[Begin Excerpted data]

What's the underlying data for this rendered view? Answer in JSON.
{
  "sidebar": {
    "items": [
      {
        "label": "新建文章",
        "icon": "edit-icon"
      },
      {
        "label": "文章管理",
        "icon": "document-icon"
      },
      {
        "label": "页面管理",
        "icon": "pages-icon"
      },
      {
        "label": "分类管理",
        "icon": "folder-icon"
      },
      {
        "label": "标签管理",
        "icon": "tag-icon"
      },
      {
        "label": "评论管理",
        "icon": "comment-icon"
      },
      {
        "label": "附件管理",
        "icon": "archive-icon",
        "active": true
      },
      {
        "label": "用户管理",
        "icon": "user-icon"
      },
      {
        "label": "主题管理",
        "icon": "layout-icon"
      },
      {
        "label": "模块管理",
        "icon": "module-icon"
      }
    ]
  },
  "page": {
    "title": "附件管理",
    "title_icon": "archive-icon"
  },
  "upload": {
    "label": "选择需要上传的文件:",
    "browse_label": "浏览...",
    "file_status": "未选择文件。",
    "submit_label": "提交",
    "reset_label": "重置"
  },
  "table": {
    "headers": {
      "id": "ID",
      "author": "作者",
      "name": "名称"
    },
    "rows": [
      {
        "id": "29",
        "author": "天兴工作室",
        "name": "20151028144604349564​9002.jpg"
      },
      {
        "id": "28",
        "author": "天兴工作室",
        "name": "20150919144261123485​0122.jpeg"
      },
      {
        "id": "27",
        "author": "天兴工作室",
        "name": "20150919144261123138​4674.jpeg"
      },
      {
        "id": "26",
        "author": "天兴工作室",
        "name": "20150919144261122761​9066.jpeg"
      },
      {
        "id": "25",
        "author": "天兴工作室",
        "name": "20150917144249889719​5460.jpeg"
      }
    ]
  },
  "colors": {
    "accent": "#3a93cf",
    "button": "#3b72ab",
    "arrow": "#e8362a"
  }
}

[End Excerpted data]

:: Brief ::
Search the preceding listing for the word "name" and pull out every line that holds it.

:: Exercise answer ::
      "name": "名称"
        "name": "20151028144604349564​9002.jpg"
        "name": "20150919144261123485​0122.jpeg"
        "name": "20150919144261123138​4674.jpeg"
        "name": "20150919144261122761​9066.jpeg"
        "name": "20150917144249889719​5460.jpeg"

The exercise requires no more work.